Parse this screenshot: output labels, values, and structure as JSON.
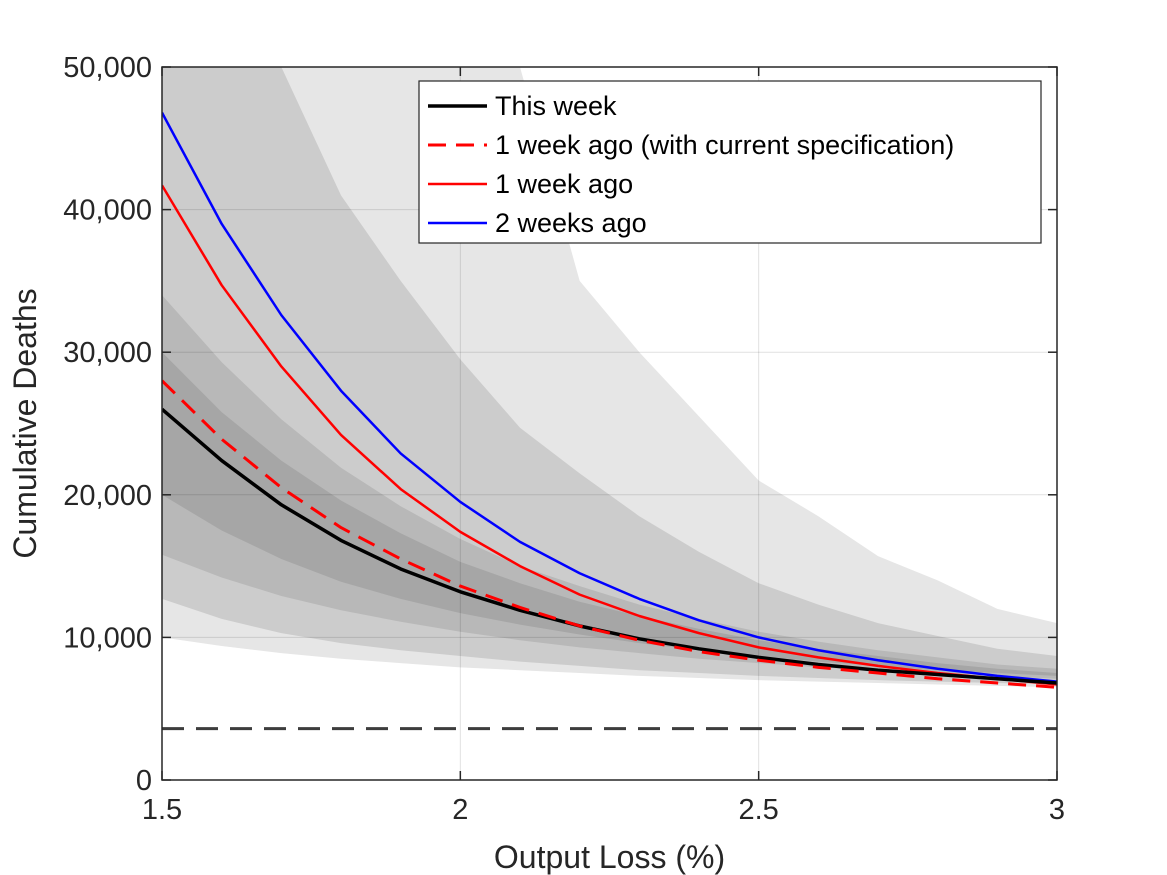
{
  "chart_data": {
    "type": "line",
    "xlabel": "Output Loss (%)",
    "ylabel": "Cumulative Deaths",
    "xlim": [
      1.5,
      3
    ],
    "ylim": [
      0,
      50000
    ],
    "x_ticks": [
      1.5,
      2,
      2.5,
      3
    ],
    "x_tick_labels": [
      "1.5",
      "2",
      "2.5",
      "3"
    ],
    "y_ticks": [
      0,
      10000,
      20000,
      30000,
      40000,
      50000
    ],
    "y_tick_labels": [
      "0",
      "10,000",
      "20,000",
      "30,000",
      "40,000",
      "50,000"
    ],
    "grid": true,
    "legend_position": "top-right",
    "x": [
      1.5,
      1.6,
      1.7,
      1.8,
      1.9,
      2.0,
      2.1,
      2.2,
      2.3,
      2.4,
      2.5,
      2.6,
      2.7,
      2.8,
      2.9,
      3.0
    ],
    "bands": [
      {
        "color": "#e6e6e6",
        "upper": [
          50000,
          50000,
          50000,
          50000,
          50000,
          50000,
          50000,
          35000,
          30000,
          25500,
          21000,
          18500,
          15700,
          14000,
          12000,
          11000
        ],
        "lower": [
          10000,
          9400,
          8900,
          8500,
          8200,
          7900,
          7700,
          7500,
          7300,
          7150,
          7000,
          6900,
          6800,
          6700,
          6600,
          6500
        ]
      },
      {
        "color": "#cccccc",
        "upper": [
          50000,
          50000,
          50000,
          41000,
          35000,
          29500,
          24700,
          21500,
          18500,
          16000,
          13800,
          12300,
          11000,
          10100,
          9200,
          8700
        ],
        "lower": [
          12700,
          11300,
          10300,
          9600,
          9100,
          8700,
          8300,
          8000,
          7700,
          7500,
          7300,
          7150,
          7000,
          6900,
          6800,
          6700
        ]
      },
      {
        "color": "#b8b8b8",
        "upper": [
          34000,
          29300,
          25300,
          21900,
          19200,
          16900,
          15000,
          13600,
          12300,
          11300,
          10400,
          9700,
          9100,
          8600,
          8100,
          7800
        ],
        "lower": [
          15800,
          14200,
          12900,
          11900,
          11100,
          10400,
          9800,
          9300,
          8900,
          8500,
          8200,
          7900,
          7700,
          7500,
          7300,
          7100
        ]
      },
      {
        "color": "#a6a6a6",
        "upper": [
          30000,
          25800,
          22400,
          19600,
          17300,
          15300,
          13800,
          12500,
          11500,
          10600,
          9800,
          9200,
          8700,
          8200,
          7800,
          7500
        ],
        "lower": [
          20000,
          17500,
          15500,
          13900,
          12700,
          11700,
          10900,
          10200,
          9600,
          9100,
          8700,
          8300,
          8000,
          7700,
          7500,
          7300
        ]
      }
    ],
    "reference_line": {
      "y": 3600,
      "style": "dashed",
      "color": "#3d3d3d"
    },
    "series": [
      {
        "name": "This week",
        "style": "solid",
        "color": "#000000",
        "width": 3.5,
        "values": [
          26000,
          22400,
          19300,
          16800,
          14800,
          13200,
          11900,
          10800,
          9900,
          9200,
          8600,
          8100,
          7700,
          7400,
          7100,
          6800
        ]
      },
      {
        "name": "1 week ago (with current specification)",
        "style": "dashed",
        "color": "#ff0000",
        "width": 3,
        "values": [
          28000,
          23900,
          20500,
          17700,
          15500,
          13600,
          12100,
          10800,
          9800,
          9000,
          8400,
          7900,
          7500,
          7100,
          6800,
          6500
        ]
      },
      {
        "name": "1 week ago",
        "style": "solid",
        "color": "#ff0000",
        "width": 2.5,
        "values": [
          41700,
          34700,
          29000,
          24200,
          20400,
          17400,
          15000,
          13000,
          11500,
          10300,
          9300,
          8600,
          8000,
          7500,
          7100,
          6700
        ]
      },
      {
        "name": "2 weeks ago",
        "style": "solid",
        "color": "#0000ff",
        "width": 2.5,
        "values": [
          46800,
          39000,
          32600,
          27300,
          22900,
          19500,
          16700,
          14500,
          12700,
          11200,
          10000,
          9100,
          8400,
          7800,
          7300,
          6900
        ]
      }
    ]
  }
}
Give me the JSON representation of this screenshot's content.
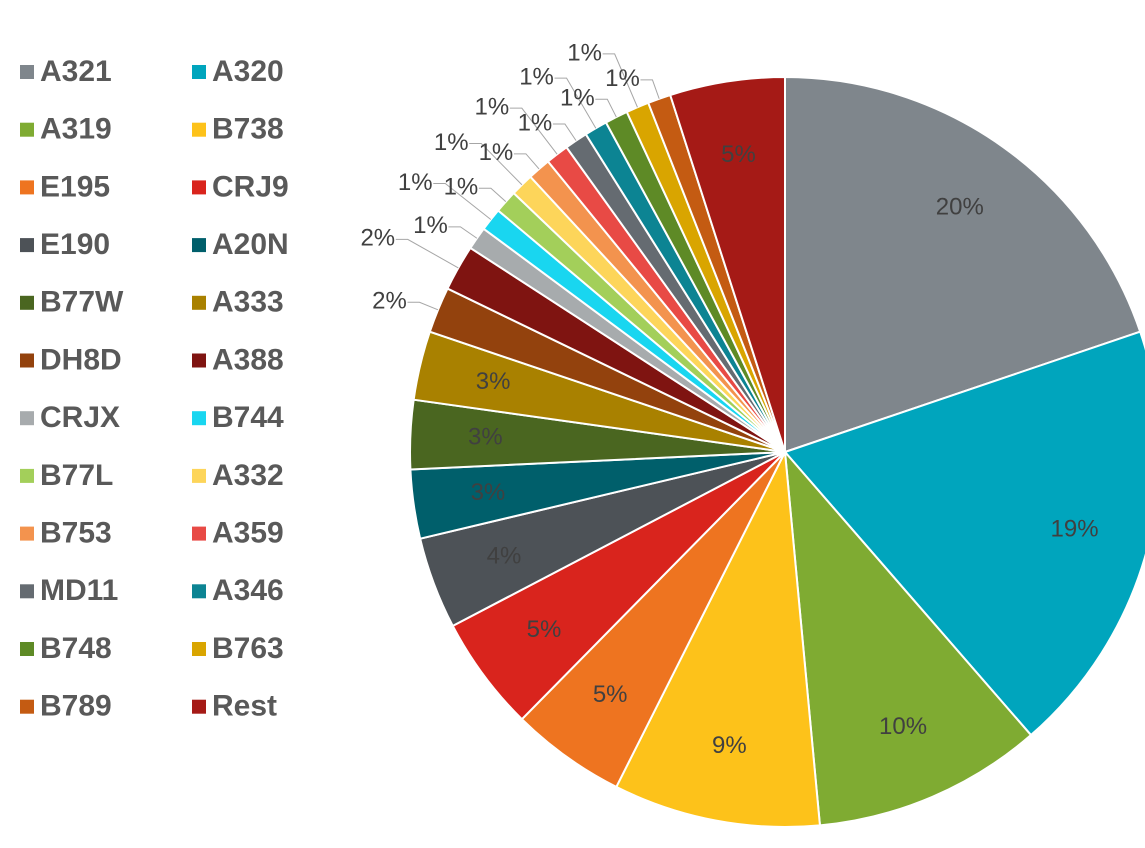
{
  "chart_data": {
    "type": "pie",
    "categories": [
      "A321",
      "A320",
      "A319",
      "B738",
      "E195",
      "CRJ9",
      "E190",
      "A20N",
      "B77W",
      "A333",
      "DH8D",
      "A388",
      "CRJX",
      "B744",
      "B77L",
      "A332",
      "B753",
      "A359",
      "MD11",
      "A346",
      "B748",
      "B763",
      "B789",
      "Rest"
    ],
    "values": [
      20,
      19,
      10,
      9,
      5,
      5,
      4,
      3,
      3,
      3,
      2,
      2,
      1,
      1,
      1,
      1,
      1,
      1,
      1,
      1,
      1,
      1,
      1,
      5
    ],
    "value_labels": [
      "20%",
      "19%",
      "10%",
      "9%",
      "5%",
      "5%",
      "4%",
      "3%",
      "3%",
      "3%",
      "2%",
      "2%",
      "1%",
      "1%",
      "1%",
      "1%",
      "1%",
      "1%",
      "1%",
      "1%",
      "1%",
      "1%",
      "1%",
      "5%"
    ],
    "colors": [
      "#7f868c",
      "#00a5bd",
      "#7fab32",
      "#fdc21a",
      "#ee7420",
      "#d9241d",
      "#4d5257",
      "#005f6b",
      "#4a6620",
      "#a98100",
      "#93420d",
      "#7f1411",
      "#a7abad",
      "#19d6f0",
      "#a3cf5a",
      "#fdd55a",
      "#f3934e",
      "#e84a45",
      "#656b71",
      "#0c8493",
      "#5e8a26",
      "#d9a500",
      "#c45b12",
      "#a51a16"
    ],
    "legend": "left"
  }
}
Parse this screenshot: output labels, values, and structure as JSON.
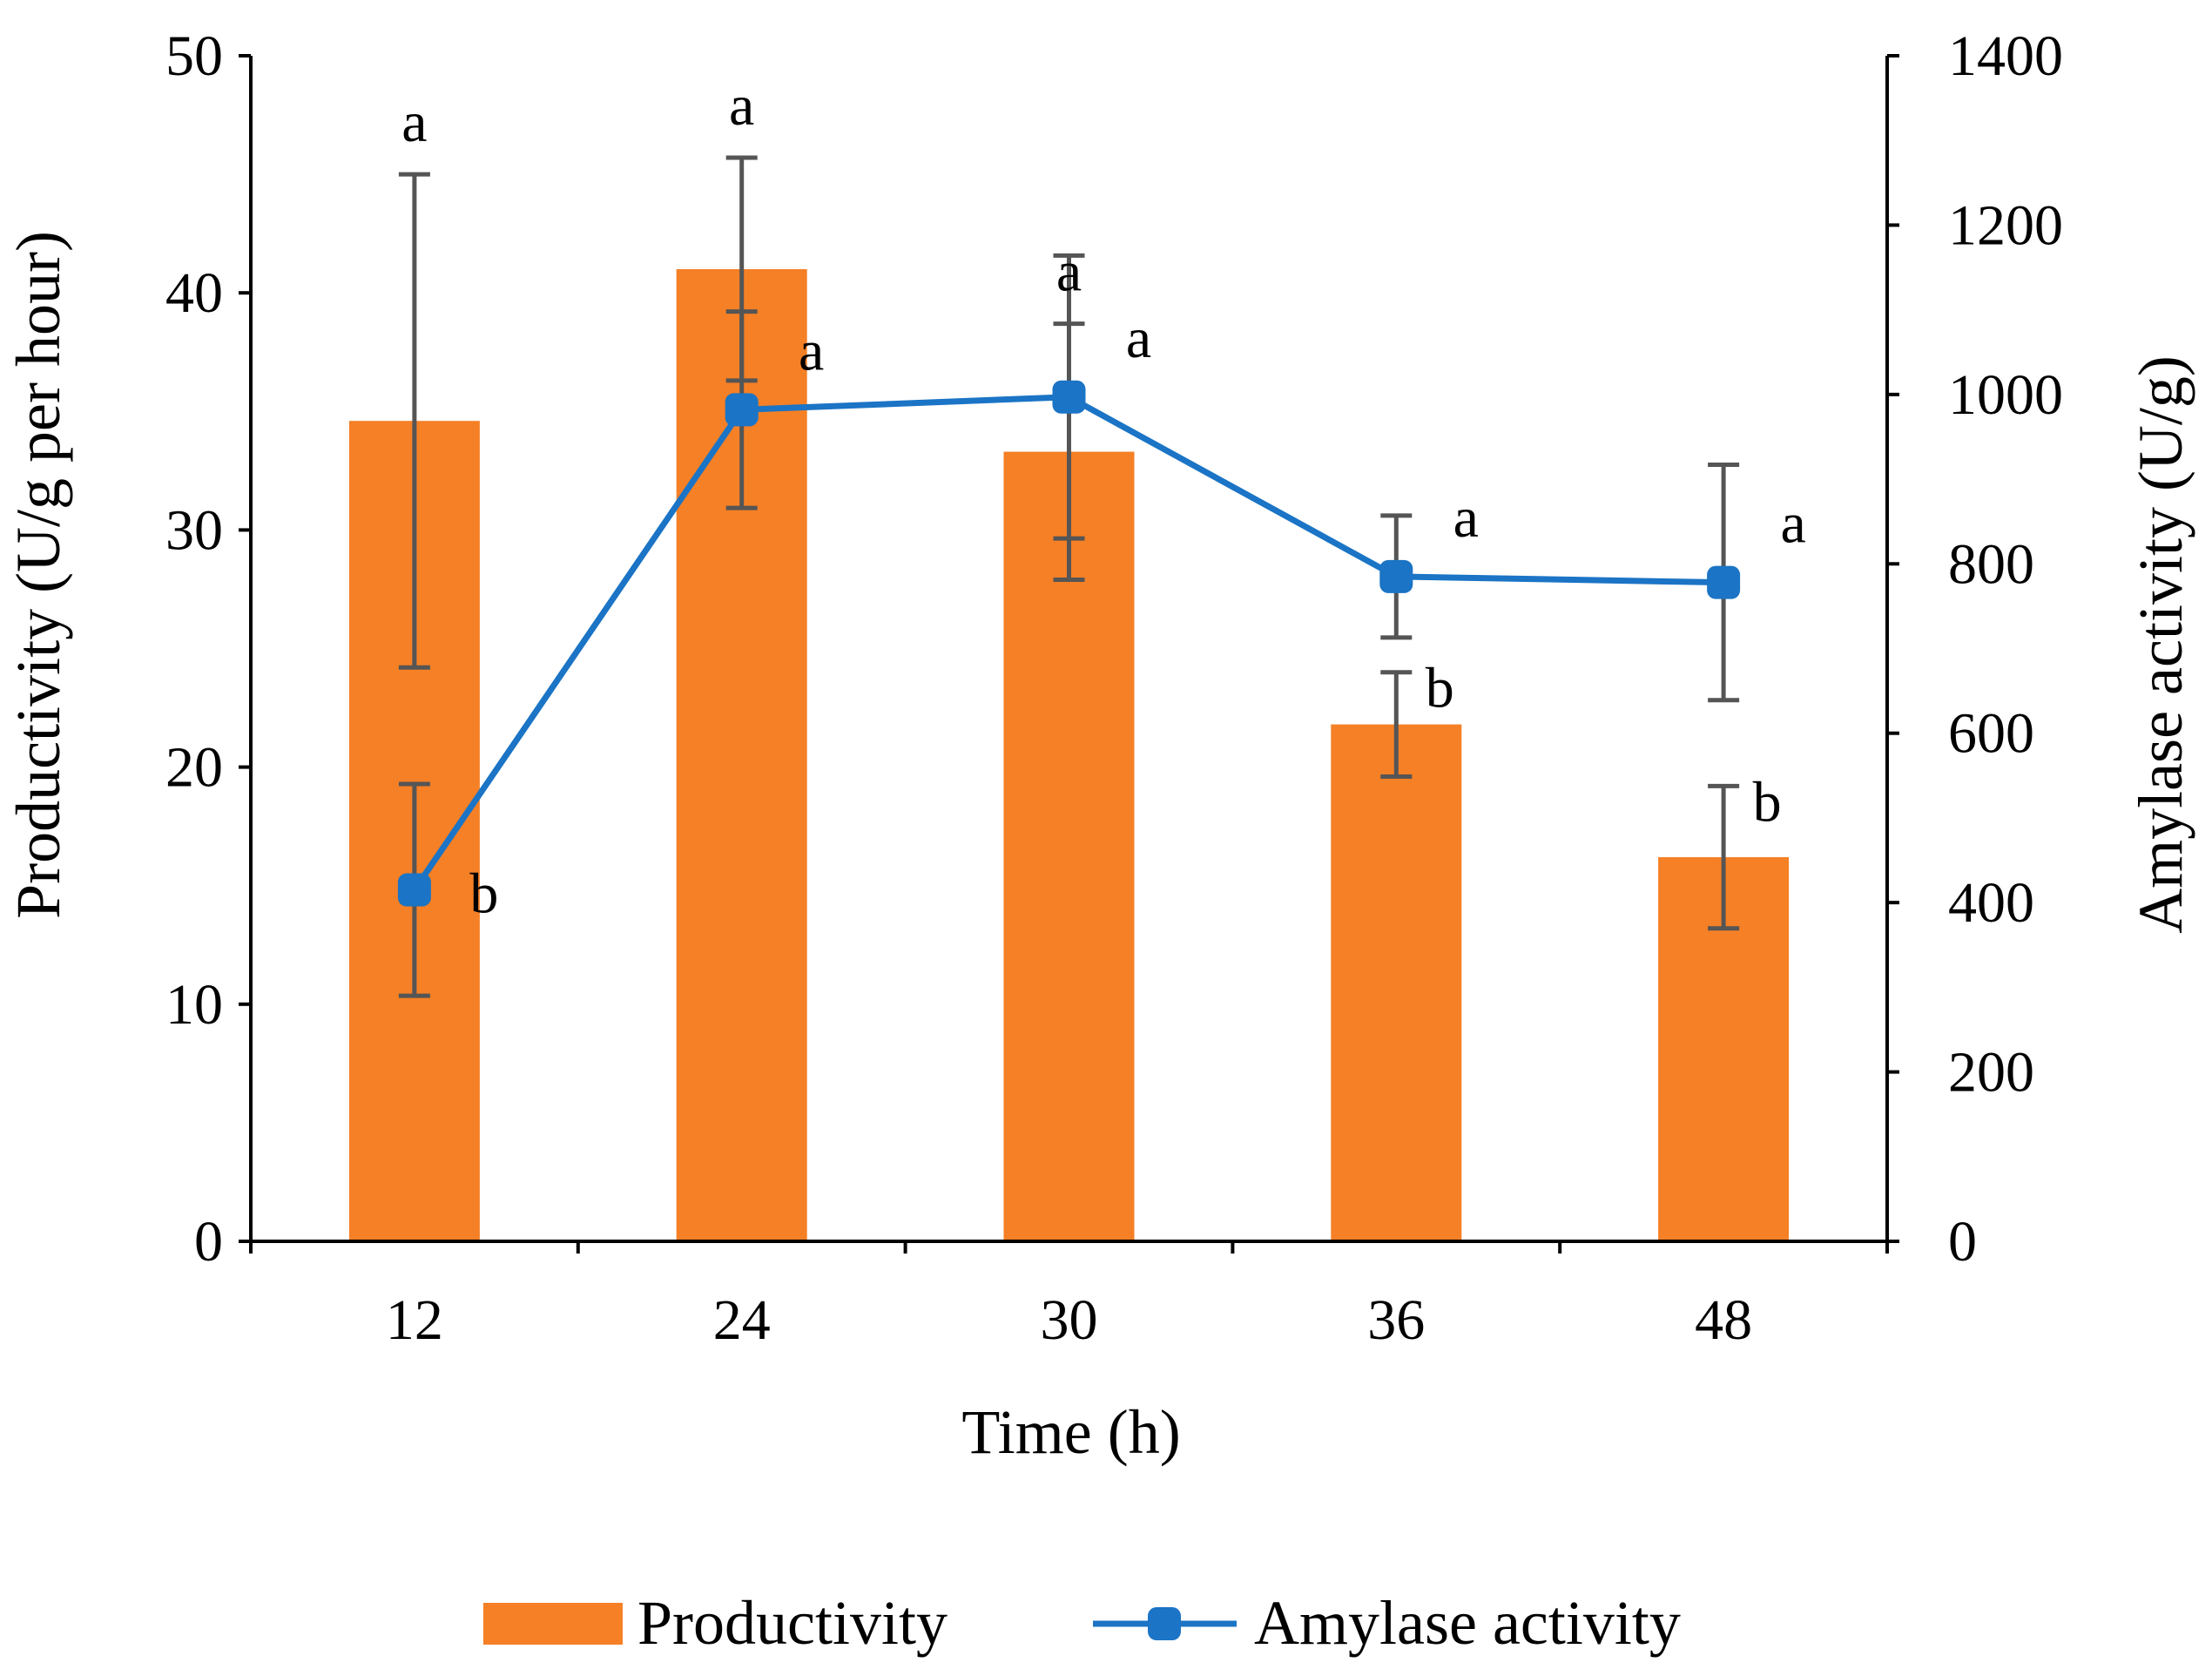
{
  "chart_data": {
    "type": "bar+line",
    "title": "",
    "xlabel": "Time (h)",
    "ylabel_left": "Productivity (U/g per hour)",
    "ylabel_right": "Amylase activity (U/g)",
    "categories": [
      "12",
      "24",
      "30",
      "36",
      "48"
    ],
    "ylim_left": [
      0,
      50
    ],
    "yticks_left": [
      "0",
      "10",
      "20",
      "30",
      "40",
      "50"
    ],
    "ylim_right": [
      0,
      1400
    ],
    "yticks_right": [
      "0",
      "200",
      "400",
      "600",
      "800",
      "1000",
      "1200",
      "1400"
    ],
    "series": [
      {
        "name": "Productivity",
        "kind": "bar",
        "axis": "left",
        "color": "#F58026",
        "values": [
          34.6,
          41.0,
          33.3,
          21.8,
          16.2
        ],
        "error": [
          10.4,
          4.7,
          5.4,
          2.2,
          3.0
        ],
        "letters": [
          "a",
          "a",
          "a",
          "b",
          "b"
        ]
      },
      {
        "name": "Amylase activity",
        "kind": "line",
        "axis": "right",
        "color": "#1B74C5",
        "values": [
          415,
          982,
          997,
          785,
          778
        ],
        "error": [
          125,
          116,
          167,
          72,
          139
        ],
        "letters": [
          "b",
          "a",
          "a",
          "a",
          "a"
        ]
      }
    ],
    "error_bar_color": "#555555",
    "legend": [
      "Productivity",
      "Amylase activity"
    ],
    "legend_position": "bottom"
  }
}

○ ○ ○

• **Short exercise**:
All lines that include "Productivity" are to be gathered and copied.

• **In response**:
    "ylabel_left": "Productivity (U/g per hour)",
        "name": "Productivity",
      "Productivity",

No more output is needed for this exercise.